## Start Stored rows

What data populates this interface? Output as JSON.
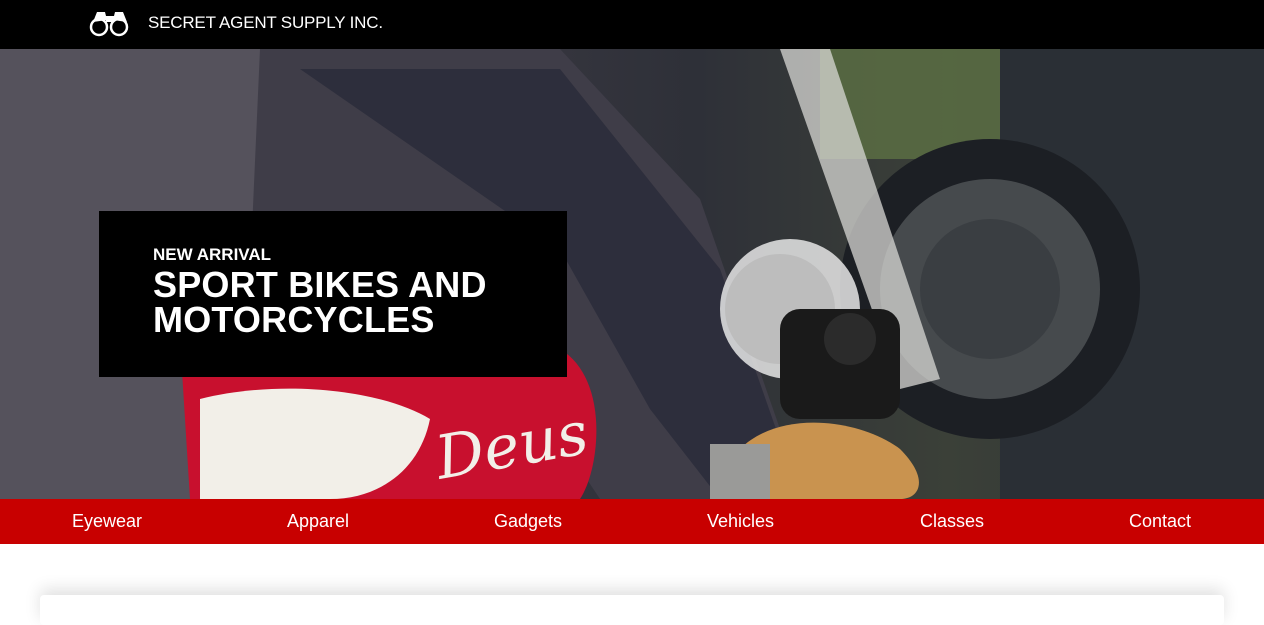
{
  "header": {
    "brand": "SECRET AGENT SUPPLY INC.",
    "logo_icon": "binoculars-icon"
  },
  "hero": {
    "kicker": "NEW ARRIVAL",
    "headline_line1": "SPORT BIKES AND",
    "headline_line2": "MOTORCYCLES",
    "tank_lettering": "Deus"
  },
  "nav": {
    "items": [
      {
        "label": "Eyewear"
      },
      {
        "label": "Apparel"
      },
      {
        "label": "Gadgets"
      },
      {
        "label": "Vehicles"
      },
      {
        "label": "Classes"
      },
      {
        "label": "Contact"
      }
    ]
  },
  "colors": {
    "topbar": "#000000",
    "nav_background": "#c80000",
    "promo_background": "#000000",
    "text": "#ffffff"
  }
}
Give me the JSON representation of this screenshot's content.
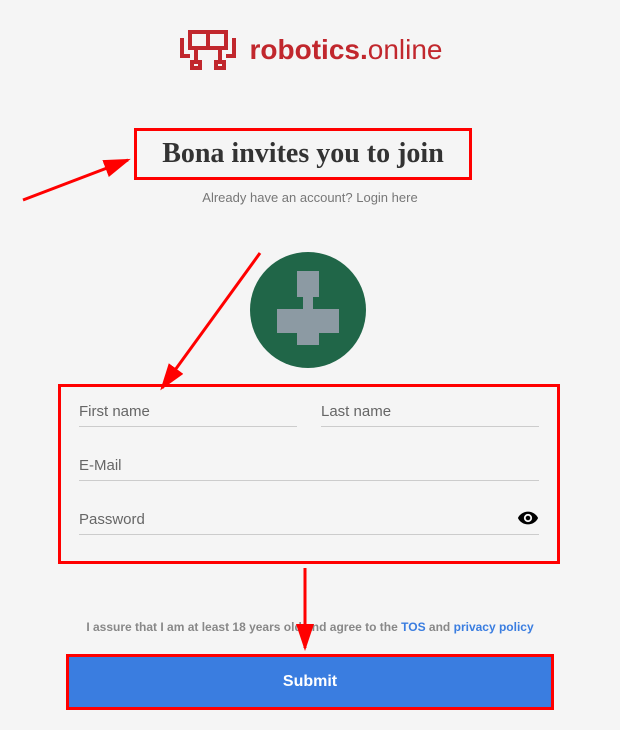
{
  "logo": {
    "text_bold": "robotics.",
    "text_light": "online"
  },
  "heading": "Bona invites you to join",
  "login_prompt": "Already have an account? Login here",
  "form": {
    "first_name": {
      "placeholder": "First name",
      "value": ""
    },
    "last_name": {
      "placeholder": "Last name",
      "value": ""
    },
    "email": {
      "placeholder": "E-Mail",
      "value": ""
    },
    "password": {
      "placeholder": "Password",
      "value": ""
    }
  },
  "disclaimer": {
    "prefix": "I assure that I am at least 18 years old and agree to the ",
    "tos": "TOS",
    "mid": " and ",
    "privacy": "privacy policy"
  },
  "submit_label": "Submit",
  "icons": {
    "eye": "eye-icon",
    "avatar": "avatar-icon",
    "logo": "logo-icon"
  },
  "colors": {
    "brand": "#c1272d",
    "highlight_border": "#ff0000",
    "primary_button": "#3a7de0",
    "avatar_bg": "#206648"
  }
}
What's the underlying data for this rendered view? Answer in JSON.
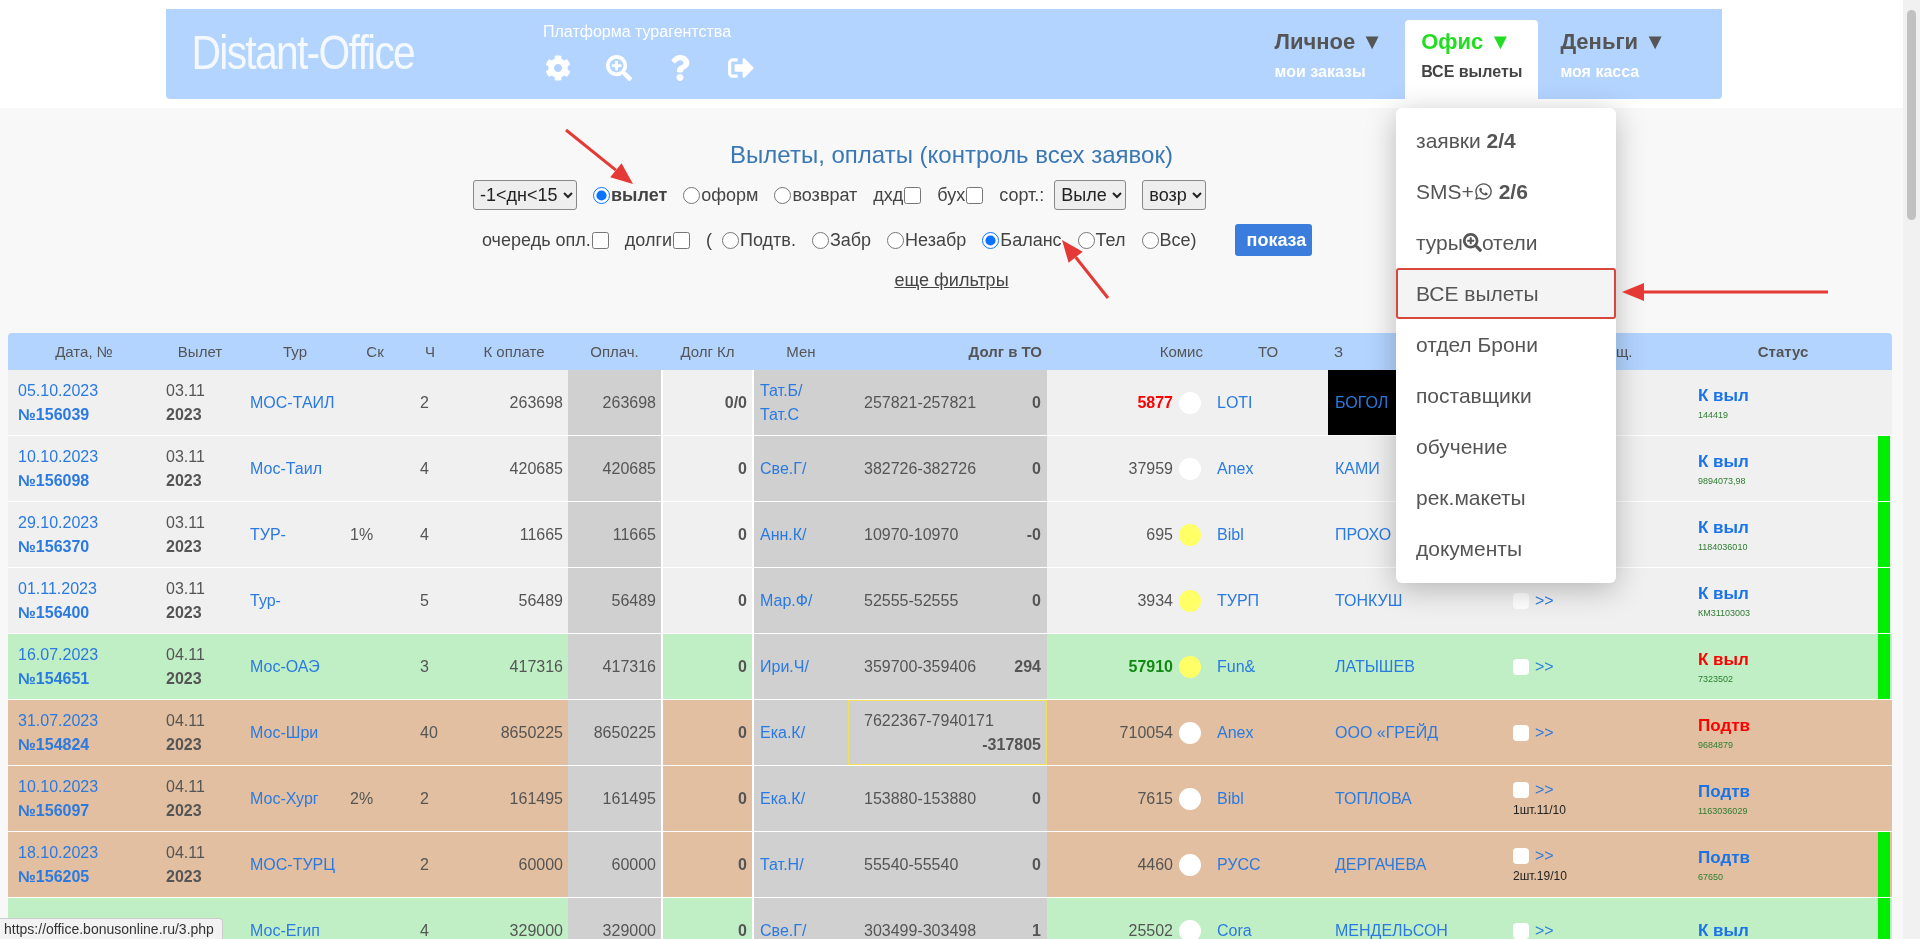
{
  "header": {
    "logo": "Distant-Office",
    "subtitle": "Платформа турагентства",
    "menus": [
      {
        "title": "Личное ▼",
        "sub": "мои заказы",
        "selected": false
      },
      {
        "title": "Офис ▼",
        "sub": "ВСЕ вылеты",
        "selected": true
      },
      {
        "title": "Деньги ▼",
        "sub": "моя касса",
        "selected": false
      }
    ]
  },
  "dropdown": [
    {
      "kind": "text",
      "label": "заявки",
      "count": "2/4",
      "selected": false
    },
    {
      "kind": "whatsapp",
      "label": "SMS+",
      "count": "2/6",
      "selected": false
    },
    {
      "kind": "search",
      "label": "туры",
      "tail": "отели",
      "selected": false
    },
    {
      "kind": "text",
      "label": "ВСЕ вылеты",
      "selected": true
    },
    {
      "kind": "text",
      "label": "отдел Брони",
      "selected": false
    },
    {
      "kind": "text",
      "label": "поставщики",
      "selected": false
    },
    {
      "kind": "text",
      "label": "обучение",
      "selected": false
    },
    {
      "kind": "text",
      "label": "рек.макеты",
      "selected": false
    },
    {
      "kind": "text",
      "label": "документы",
      "selected": false
    }
  ],
  "filters": {
    "title": "Вылеты, оплаты (контроль всех заявок)",
    "row1": [
      {
        "kind": "select",
        "value": "-1<дн<15"
      },
      {
        "kind": "radio",
        "label": "вылет",
        "selected": true,
        "strong": true
      },
      {
        "kind": "radio",
        "label": "оформ",
        "selected": false,
        "strong": false
      },
      {
        "kind": "radio",
        "label": "возврат",
        "selected": false,
        "strong": false
      },
      {
        "kind": "checkbox",
        "label": "дхд",
        "checked": false
      },
      {
        "kind": "checkbox",
        "label": "бух",
        "checked": false
      },
      {
        "kind": "text",
        "label": "сорт.:"
      },
      {
        "kind": "select",
        "value": "Выле"
      },
      {
        "kind": "select",
        "value": "возр"
      }
    ],
    "row2": [
      {
        "kind": "checkbox",
        "label": "очередь опл.",
        "checked": false
      },
      {
        "kind": "checkbox",
        "label": "долги",
        "checked": false
      },
      {
        "kind": "text",
        "label": "("
      },
      {
        "kind": "radio",
        "label": "Подтв.",
        "selected": false,
        "strong": false
      },
      {
        "kind": "radio",
        "label": "Забр",
        "selected": false,
        "strong": false
      },
      {
        "kind": "radio",
        "label": "Незабр",
        "selected": false,
        "strong": false
      },
      {
        "kind": "radio",
        "label": "Баланс",
        "selected": true,
        "strong": false
      },
      {
        "kind": "radio",
        "label": "Тел",
        "selected": false,
        "strong": false
      },
      {
        "kind": "radio",
        "label": "Все)",
        "selected": false,
        "strong": false
      },
      {
        "kind": "button",
        "label": "показа"
      }
    ],
    "more_link": "еще фильтры"
  },
  "table": {
    "columns": [
      {
        "label": "Дата, №",
        "strong": false
      },
      {
        "label": "Вылет",
        "strong": false
      },
      {
        "label": "Тур",
        "strong": false
      },
      {
        "label": "Ск",
        "strong": false
      },
      {
        "label": "Ч",
        "strong": false
      },
      {
        "label": "К оплате",
        "strong": false
      },
      {
        "label": "Оплач.",
        "strong": false
      },
      {
        "label": "Долг Кл",
        "strong": false
      },
      {
        "label": "Мен",
        "strong": false
      },
      {
        "label": "Долг в ТО",
        "strong": true
      },
      {
        "label": "Комис",
        "strong": false
      },
      {
        "label": "ТО",
        "strong": false
      },
      {
        "label": "З",
        "strong": false
      },
      {
        "label": "щ.",
        "strong": false
      },
      {
        "label": "Статус",
        "strong": true
      }
    ],
    "rows": [
      {
        "color": "#f0f0f0",
        "date": "05.10.2023",
        "number": "№156039",
        "day": "03.11",
        "year": "2023",
        "tour": "МОС-ТАИЛ",
        "pax": "2",
        "to_pay": "263698",
        "paid": "263698",
        "client_debt": "0/0",
        "manager": [
          "Тат.Б/",
          "Тат.С"
        ],
        "range": "257821-257821",
        "debt": "0",
        "debt_wrap": false,
        "commission": {
          "value": "5877",
          "kind": "alert"
        },
        "dot": {
          "color": "#ffffff"
        },
        "operator": "LOTI",
        "client": "БОГОЛ",
        "client_dark": true,
        "status": {
          "text": "К выл",
          "color": "#1a73e8"
        },
        "code": "144419",
        "flag": false
      },
      {
        "color": "#f0f0f0",
        "date": "10.10.2023",
        "number": "№156098",
        "day": "03.11",
        "year": "2023",
        "tour": "Мос-Таил",
        "pax": "4",
        "to_pay": "420685",
        "paid": "420685",
        "client_debt": "0",
        "manager": [
          "Све.Г/"
        ],
        "range": "382726-382726",
        "debt": "0",
        "debt_wrap": false,
        "commission": {
          "value": "37959",
          "kind": "plain"
        },
        "dot": {
          "color": "#ffffff"
        },
        "operator": "Anex",
        "client": "КАМИ",
        "client_dark": false,
        "status": {
          "text": "К выл",
          "color": "#1a73e8"
        },
        "code": "9894073,98",
        "flag": true
      },
      {
        "color": "#f0f0f0",
        "date": "29.10.2023",
        "number": "№156370",
        "day": "03.11",
        "year": "2023",
        "tour": "ТУР-",
        "discount": "1%",
        "pax": "4",
        "to_pay": "11665",
        "paid": "11665",
        "client_debt": "0",
        "manager": [
          "Анн.К/"
        ],
        "range": "10970-10970",
        "debt": "-0",
        "debt_wrap": false,
        "commission": {
          "value": "695",
          "kind": "plain"
        },
        "dot": {
          "color": "#ffff66"
        },
        "operator": "Bibl",
        "client": "ПРОХО",
        "client_dark": false,
        "status": {
          "text": "К выл",
          "color": "#1a73e8"
        },
        "code": "1184036010",
        "flag": true
      },
      {
        "color": "#f0f0f0",
        "date": "01.11.2023",
        "number": "№156400",
        "day": "03.11",
        "year": "2023",
        "tour": "Тур-",
        "pax": "5",
        "to_pay": "56489",
        "paid": "56489",
        "client_debt": "0",
        "manager": [
          "Мар.Ф/"
        ],
        "range": "52555-52555",
        "debt": "0",
        "debt_wrap": false,
        "commission": {
          "value": "3934",
          "kind": "plain"
        },
        "dot": {
          "color": "#ffff66"
        },
        "operator": "ТУРП",
        "client": "ТОНКУШ",
        "client_dark": false,
        "voucher": {
          "link": ">>"
        },
        "status": {
          "text": "К выл",
          "color": "#1a73e8"
        },
        "code": "КМ31103003",
        "flag": true
      },
      {
        "color": "#c0efc5",
        "date": "16.07.2023",
        "number": "№154651",
        "day": "04.11",
        "year": "2023",
        "tour": "Мос-ОАЭ",
        "pax": "3",
        "to_pay": "417316",
        "paid": "417316",
        "client_debt": "0",
        "manager": [
          "Ири.Ч/"
        ],
        "range": "359700-359406",
        "debt": "294",
        "debt_wrap": false,
        "commission": {
          "value": "57910",
          "kind": "good"
        },
        "dot": {
          "color": "#ffff66"
        },
        "operator": "Fun&",
        "client": "ЛАТЫШЕВ",
        "client_dark": false,
        "voucher": {
          "link": ">>"
        },
        "status": {
          "text": "К выл",
          "color": "#ff0000"
        },
        "code": "7323502",
        "flag": true
      },
      {
        "color": "#e2bfa0",
        "date": "31.07.2023",
        "number": "№154824",
        "day": "04.11",
        "year": "2023",
        "tour": "Мос-Шри",
        "pax": "40",
        "to_pay": "8650225",
        "paid": "8650225",
        "client_debt": "0",
        "manager": [
          "Ека.К/"
        ],
        "range": "7622367-7940171",
        "debt": "-317805",
        "debt_wrap": true,
        "commission": {
          "value": "710054",
          "kind": "plain"
        },
        "dot": {
          "color": "#ffffff"
        },
        "operator": "Anex",
        "client": "ООО «ГРЕЙД",
        "client_dark": false,
        "voucher": {
          "link": ">>"
        },
        "status": {
          "text": "Подтв",
          "color": "#ff0000"
        },
        "code": "9684879",
        "flag": false
      },
      {
        "color": "#e2bfa0",
        "date": "10.10.2023",
        "number": "№156097",
        "day": "04.11",
        "year": "2023",
        "tour": "Мос-Хург",
        "discount": "2%",
        "pax": "2",
        "to_pay": "161495",
        "paid": "161495",
        "client_debt": "0",
        "manager": [
          "Ека.К/"
        ],
        "range": "153880-153880",
        "debt": "0",
        "debt_wrap": false,
        "commission": {
          "value": "7615",
          "kind": "plain"
        },
        "dot": {
          "color": "#ffffff"
        },
        "operator": "Bibl",
        "client": "ТОПЛОВА",
        "client_dark": false,
        "voucher": {
          "link": ">>",
          "note": "1шт.11/10"
        },
        "status": {
          "text": "Подтв",
          "color": "#1a73e8"
        },
        "code": "1163036029",
        "flag": false
      },
      {
        "color": "#e2bfa0",
        "date": "18.10.2023",
        "number": "№156205",
        "day": "04.11",
        "year": "2023",
        "tour": "МОС-ТУРЦ",
        "pax": "2",
        "to_pay": "60000",
        "paid": "60000",
        "client_debt": "0",
        "manager": [
          "Тат.Н/"
        ],
        "range": "55540-55540",
        "debt": "0",
        "debt_wrap": false,
        "commission": {
          "value": "4460",
          "kind": "plain"
        },
        "dot": {
          "color": "#ffffff"
        },
        "operator": "РУСС",
        "client": "ДЕРГАЧЕВА",
        "client_dark": false,
        "voucher": {
          "link": ">>",
          "note": "2шт.19/10"
        },
        "status": {
          "text": "Подтв",
          "color": "#1a73e8"
        },
        "code": "67650",
        "flag": true
      },
      {
        "color": "#c0efc5",
        "tour": "Мос-Егип",
        "pax": "4",
        "to_pay": "329000",
        "paid": "329000",
        "client_debt": "0",
        "manager": [
          "Све.Г/"
        ],
        "range": "303499-303498",
        "debt": "1",
        "debt_wrap": false,
        "commission": {
          "value": "25502",
          "kind": "plain"
        },
        "dot": {
          "color": "#ffffff"
        },
        "operator": "Cora",
        "client": "МЕНДЕЛЬСОН",
        "client_dark": false,
        "voucher": {
          "link": ">>"
        },
        "status": {
          "text": "К выл",
          "color": "#1a73e8"
        },
        "flag": true
      }
    ]
  },
  "status_url": "https://office.bonusonline.ru/3.php"
}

## End Stored rows

▶ [Work required]
Copy each line of the listing that contains the string "data".

▶ [Written reply]
What data populates this interface? Output as JSON.
What's the underlying data for this rendered view? Answer in JSON.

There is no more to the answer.